[Extracts from a graphics dataset]
==========
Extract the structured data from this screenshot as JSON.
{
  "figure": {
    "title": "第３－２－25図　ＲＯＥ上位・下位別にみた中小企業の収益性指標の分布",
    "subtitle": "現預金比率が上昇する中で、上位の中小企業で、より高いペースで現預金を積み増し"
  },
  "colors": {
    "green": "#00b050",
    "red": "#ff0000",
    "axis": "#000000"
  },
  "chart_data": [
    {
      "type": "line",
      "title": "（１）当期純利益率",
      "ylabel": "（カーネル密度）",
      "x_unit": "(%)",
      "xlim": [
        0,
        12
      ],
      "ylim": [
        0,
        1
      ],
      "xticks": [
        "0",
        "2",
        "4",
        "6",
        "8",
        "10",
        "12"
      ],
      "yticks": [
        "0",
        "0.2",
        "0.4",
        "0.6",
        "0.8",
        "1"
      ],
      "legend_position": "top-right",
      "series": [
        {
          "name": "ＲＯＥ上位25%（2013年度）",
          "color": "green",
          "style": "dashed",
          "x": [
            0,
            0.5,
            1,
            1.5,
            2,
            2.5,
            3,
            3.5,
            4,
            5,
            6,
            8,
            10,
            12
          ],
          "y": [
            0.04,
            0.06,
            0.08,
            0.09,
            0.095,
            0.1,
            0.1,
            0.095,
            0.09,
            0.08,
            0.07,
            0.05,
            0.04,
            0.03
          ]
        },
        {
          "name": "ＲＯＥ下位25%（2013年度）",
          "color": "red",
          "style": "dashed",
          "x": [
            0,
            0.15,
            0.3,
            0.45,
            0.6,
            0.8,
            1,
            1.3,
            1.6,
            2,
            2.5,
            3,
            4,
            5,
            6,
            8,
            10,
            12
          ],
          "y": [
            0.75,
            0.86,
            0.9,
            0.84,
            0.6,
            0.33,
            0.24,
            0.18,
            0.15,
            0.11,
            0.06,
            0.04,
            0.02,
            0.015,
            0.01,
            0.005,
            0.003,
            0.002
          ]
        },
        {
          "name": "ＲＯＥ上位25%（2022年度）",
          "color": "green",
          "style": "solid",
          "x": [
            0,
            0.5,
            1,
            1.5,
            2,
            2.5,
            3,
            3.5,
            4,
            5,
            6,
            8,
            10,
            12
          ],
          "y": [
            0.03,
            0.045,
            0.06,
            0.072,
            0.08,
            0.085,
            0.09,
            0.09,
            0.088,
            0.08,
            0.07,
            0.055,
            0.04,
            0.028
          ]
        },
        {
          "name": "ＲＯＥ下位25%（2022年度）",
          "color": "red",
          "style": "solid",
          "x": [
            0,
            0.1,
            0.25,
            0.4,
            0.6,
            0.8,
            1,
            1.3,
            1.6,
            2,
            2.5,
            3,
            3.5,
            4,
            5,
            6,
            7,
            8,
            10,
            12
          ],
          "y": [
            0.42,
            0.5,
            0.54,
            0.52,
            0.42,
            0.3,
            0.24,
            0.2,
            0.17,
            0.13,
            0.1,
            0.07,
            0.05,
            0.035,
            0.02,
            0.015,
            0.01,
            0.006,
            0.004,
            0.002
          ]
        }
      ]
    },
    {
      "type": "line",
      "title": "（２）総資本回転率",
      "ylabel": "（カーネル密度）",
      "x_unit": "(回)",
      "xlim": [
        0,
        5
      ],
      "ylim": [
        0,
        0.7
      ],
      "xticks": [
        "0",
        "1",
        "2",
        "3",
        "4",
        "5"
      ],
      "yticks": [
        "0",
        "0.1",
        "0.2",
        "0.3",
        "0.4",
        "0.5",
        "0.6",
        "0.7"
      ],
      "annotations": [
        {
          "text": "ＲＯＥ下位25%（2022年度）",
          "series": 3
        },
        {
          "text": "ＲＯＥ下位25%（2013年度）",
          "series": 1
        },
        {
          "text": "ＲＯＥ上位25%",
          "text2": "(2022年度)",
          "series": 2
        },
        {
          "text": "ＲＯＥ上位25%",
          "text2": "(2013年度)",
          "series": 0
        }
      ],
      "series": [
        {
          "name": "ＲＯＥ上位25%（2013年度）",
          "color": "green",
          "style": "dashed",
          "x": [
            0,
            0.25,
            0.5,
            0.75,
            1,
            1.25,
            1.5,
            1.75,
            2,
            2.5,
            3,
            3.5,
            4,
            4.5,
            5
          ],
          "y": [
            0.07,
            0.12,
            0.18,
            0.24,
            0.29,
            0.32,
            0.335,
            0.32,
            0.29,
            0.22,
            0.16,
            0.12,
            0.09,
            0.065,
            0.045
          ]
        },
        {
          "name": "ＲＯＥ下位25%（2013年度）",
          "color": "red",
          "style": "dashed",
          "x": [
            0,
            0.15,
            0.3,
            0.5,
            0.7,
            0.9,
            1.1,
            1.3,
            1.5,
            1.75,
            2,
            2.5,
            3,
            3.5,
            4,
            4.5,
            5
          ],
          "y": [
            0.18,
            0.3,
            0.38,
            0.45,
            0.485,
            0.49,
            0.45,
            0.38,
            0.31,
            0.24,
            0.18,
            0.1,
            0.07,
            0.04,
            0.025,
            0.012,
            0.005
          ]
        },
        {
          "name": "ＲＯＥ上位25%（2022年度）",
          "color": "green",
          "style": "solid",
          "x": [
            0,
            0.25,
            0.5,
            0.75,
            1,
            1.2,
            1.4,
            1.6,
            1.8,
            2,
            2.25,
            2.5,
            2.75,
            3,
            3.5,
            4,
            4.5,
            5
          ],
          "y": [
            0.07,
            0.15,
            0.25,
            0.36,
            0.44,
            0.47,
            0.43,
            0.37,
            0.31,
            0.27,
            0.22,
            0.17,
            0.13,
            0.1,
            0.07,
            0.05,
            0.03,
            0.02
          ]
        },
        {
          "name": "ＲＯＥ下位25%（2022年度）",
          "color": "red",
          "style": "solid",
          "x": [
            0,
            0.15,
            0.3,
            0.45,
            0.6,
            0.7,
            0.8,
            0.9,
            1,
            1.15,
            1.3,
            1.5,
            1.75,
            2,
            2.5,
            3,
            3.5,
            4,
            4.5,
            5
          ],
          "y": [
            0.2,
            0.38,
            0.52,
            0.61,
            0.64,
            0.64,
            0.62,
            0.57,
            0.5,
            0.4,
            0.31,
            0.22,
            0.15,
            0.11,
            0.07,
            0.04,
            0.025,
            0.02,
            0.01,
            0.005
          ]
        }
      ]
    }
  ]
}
==========
**WORK REQUIRED**
Copy out the full material exactly as it appears.

**EXERCISE OUTPUT**
Extract the structured data from this screenshot as JSON.
{
  "figure": {
    "title": "第３－２－25図　ＲＯＥ上位・下位別にみた中小企業の収益性指標の分布",
    "subtitle": "現預金比率が上昇する中で、上位の中小企業で、より高いペースで現預金を積み増し"
  },
  "colors": {
    "green": "#00b050",
    "red": "#ff0000",
    "axis": "#000000"
  },
  "chart_data": [
    {
      "type": "line",
      "title": "（１）当期純利益率",
      "ylabel": "（カーネル密度）",
      "x_unit": "(%)",
      "xlim": [
        0,
        12
      ],
      "ylim": [
        0,
        1
      ],
      "xticks": [
        "0",
        "2",
        "4",
        "6",
        "8",
        "10",
        "12"
      ],
      "yticks": [
        "0",
        "0.2",
        "0.4",
        "0.6",
        "0.8",
        "1"
      ],
      "legend_position": "top-right",
      "series": [
        {
          "name": "ＲＯＥ上位25%（2013年度）",
          "color": "green",
          "style": "dashed",
          "x": [
            0,
            0.5,
            1,
            1.5,
            2,
            2.5,
            3,
            3.5,
            4,
            5,
            6,
            8,
            10,
            12
          ],
          "y": [
            0.04,
            0.06,
            0.08,
            0.09,
            0.095,
            0.1,
            0.1,
            0.095,
            0.09,
            0.08,
            0.07,
            0.05,
            0.04,
            0.03
          ]
        },
        {
          "name": "ＲＯＥ下位25%（2013年度）",
          "color": "red",
          "style": "dashed",
          "x": [
            0,
            0.15,
            0.3,
            0.45,
            0.6,
            0.8,
            1,
            1.3,
            1.6,
            2,
            2.5,
            3,
            4,
            5,
            6,
            8,
            10,
            12
          ],
          "y": [
            0.75,
            0.86,
            0.9,
            0.84,
            0.6,
            0.33,
            0.24,
            0.18,
            0.15,
            0.11,
            0.06,
            0.04,
            0.02,
            0.015,
            0.01,
            0.005,
            0.003,
            0.002
          ]
        },
        {
          "name": "ＲＯＥ上位25%（2022年度）",
          "color": "green",
          "style": "solid",
          "x": [
            0,
            0.5,
            1,
            1.5,
            2,
            2.5,
            3,
            3.5,
            4,
            5,
            6,
            8,
            10,
            12
          ],
          "y": [
            0.03,
            0.045,
            0.06,
            0.072,
            0.08,
            0.085,
            0.09,
            0.09,
            0.088,
            0.08,
            0.07,
            0.055,
            0.04,
            0.028
          ]
        },
        {
          "name": "ＲＯＥ下位25%（2022年度）",
          "color": "red",
          "style": "solid",
          "x": [
            0,
            0.1,
            0.25,
            0.4,
            0.6,
            0.8,
            1,
            1.3,
            1.6,
            2,
            2.5,
            3,
            3.5,
            4,
            5,
            6,
            7,
            8,
            10,
            12
          ],
          "y": [
            0.42,
            0.5,
            0.54,
            0.52,
            0.42,
            0.3,
            0.24,
            0.2,
            0.17,
            0.13,
            0.1,
            0.07,
            0.05,
            0.035,
            0.02,
            0.015,
            0.01,
            0.006,
            0.004,
            0.002
          ]
        }
      ]
    },
    {
      "type": "line",
      "title": "（２）総資本回転率",
      "ylabel": "（カーネル密度）",
      "x_unit": "(回)",
      "xlim": [
        0,
        5
      ],
      "ylim": [
        0,
        0.7
      ],
      "xticks": [
        "0",
        "1",
        "2",
        "3",
        "4",
        "5"
      ],
      "yticks": [
        "0",
        "0.1",
        "0.2",
        "0.3",
        "0.4",
        "0.5",
        "0.6",
        "0.7"
      ],
      "annotations": [
        {
          "text": "ＲＯＥ下位25%（2022年度）",
          "series": 3
        },
        {
          "text": "ＲＯＥ下位25%（2013年度）",
          "series": 1
        },
        {
          "text": "ＲＯＥ上位25%",
          "text2": "(2022年度)",
          "series": 2
        },
        {
          "text": "ＲＯＥ上位25%",
          "text2": "(2013年度)",
          "series": 0
        }
      ],
      "series": [
        {
          "name": "ＲＯＥ上位25%（2013年度）",
          "color": "green",
          "style": "dashed",
          "x": [
            0,
            0.25,
            0.5,
            0.75,
            1,
            1.25,
            1.5,
            1.75,
            2,
            2.5,
            3,
            3.5,
            4,
            4.5,
            5
          ],
          "y": [
            0.07,
            0.12,
            0.18,
            0.24,
            0.29,
            0.32,
            0.335,
            0.32,
            0.29,
            0.22,
            0.16,
            0.12,
            0.09,
            0.065,
            0.045
          ]
        },
        {
          "name": "ＲＯＥ下位25%（2013年度）",
          "color": "red",
          "style": "dashed",
          "x": [
            0,
            0.15,
            0.3,
            0.5,
            0.7,
            0.9,
            1.1,
            1.3,
            1.5,
            1.75,
            2,
            2.5,
            3,
            3.5,
            4,
            4.5,
            5
          ],
          "y": [
            0.18,
            0.3,
            0.38,
            0.45,
            0.485,
            0.49,
            0.45,
            0.38,
            0.31,
            0.24,
            0.18,
            0.1,
            0.07,
            0.04,
            0.025,
            0.012,
            0.005
          ]
        },
        {
          "name": "ＲＯＥ上位25%（2022年度）",
          "color": "green",
          "style": "solid",
          "x": [
            0,
            0.25,
            0.5,
            0.75,
            1,
            1.2,
            1.4,
            1.6,
            1.8,
            2,
            2.25,
            2.5,
            2.75,
            3,
            3.5,
            4,
            4.5,
            5
          ],
          "y": [
            0.07,
            0.15,
            0.25,
            0.36,
            0.44,
            0.47,
            0.43,
            0.37,
            0.31,
            0.27,
            0.22,
            0.17,
            0.13,
            0.1,
            0.07,
            0.05,
            0.03,
            0.02
          ]
        },
        {
          "name": "ＲＯＥ下位25%（2022年度）",
          "color": "red",
          "style": "solid",
          "x": [
            0,
            0.15,
            0.3,
            0.45,
            0.6,
            0.7,
            0.8,
            0.9,
            1,
            1.15,
            1.3,
            1.5,
            1.75,
            2,
            2.5,
            3,
            3.5,
            4,
            4.5,
            5
          ],
          "y": [
            0.2,
            0.38,
            0.52,
            0.61,
            0.64,
            0.64,
            0.62,
            0.57,
            0.5,
            0.4,
            0.31,
            0.22,
            0.15,
            0.11,
            0.07,
            0.04,
            0.025,
            0.02,
            0.01,
            0.005
          ]
        }
      ]
    }
  ]
}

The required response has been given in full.